• **Items from a data source**:

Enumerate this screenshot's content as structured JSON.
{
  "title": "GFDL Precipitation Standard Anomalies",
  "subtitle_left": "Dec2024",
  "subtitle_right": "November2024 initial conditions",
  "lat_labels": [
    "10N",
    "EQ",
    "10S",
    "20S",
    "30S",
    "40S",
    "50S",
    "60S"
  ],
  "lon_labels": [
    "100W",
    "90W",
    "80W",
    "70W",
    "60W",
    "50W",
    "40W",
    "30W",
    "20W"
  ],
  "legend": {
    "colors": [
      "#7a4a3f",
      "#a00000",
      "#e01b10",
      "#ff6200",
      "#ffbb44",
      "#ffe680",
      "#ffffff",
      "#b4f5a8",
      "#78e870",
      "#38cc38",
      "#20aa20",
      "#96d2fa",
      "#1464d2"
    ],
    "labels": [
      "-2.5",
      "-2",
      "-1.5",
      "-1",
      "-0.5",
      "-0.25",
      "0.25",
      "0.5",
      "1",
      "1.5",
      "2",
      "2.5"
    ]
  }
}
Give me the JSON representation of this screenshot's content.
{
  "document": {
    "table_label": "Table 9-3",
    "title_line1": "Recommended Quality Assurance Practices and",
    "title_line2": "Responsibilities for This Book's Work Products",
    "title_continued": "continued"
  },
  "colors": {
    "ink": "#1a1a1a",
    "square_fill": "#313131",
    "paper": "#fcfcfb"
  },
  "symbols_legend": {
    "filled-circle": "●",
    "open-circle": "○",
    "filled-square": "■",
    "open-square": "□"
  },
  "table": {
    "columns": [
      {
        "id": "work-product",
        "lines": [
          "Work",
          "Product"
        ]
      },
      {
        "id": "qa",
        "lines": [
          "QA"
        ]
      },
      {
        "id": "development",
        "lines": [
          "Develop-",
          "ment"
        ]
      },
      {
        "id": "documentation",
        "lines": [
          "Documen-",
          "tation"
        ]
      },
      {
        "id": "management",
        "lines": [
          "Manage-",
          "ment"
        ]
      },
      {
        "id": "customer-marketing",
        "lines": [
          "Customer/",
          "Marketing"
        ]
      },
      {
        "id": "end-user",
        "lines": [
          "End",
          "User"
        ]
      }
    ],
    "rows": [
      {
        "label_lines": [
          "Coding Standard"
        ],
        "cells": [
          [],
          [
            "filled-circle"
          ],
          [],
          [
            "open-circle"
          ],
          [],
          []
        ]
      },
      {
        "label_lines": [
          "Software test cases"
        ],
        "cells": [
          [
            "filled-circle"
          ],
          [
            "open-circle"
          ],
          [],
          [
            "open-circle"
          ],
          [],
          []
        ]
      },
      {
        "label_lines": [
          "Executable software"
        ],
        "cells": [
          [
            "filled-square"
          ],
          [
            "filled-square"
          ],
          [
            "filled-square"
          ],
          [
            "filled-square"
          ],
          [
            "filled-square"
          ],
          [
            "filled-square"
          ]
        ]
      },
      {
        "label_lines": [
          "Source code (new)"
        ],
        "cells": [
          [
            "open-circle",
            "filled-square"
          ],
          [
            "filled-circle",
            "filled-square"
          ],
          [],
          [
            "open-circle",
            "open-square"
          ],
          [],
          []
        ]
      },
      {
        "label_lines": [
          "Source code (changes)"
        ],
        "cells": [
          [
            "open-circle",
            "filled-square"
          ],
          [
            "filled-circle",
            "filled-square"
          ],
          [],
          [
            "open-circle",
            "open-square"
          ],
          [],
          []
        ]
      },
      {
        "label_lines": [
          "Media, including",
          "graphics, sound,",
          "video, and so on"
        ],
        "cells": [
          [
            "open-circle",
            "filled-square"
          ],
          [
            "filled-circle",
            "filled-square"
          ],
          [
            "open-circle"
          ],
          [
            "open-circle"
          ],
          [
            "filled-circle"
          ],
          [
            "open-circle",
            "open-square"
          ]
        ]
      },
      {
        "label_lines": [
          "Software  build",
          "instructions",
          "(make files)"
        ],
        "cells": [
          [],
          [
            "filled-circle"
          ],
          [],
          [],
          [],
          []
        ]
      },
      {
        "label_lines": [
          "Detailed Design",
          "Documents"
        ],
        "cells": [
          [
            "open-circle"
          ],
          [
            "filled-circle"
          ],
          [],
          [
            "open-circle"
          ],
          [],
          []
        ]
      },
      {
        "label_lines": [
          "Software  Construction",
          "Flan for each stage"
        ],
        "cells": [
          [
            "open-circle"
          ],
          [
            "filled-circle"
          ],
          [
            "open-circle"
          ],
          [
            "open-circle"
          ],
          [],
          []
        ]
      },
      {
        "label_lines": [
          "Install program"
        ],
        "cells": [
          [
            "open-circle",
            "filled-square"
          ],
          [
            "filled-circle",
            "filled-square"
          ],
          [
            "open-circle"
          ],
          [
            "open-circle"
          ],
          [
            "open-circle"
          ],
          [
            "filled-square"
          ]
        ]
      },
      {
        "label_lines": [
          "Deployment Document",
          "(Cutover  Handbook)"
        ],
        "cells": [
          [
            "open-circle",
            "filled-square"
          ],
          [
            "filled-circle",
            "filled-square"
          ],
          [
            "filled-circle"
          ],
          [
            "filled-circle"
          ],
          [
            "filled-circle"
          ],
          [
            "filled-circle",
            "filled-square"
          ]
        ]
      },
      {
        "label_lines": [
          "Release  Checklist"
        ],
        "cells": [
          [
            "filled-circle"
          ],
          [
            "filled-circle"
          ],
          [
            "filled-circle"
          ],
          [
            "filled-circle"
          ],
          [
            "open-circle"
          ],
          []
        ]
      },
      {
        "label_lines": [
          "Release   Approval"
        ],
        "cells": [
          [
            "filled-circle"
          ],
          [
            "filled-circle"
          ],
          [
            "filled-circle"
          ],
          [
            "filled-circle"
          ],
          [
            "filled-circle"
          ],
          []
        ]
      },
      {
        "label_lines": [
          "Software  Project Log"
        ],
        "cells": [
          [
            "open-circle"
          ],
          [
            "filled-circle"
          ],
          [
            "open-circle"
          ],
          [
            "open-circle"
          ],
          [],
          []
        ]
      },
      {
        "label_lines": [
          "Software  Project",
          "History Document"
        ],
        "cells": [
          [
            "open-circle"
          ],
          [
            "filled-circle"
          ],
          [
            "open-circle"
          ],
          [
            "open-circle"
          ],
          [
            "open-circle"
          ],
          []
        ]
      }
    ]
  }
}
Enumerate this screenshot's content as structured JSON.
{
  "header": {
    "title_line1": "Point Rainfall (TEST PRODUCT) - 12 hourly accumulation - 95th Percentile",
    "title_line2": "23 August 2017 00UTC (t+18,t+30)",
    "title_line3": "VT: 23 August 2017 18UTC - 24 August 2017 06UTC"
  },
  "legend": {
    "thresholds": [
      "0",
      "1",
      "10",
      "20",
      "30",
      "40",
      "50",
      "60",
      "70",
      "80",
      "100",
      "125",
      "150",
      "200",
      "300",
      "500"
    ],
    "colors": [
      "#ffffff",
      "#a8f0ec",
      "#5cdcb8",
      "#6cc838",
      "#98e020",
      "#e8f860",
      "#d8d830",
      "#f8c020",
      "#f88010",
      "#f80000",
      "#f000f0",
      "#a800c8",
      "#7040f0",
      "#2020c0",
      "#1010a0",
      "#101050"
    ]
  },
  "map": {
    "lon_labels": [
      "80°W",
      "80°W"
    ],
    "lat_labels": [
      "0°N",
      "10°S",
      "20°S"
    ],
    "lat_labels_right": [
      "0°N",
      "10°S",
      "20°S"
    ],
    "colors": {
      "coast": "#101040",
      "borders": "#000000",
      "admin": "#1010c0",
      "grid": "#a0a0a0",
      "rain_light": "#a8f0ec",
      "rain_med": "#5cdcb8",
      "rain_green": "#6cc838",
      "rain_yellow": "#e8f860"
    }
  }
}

• **WHAT THE TASK ASKS**: Locate the lines above that contain "August" and copy them.

• **FULL OUTPUT**:
    "title_line2": "23 August 2017 00UTC (t+18,t+30)",
    "title_line3": "VT: 23 August 2017 18UTC - 24 August 2017 06UTC"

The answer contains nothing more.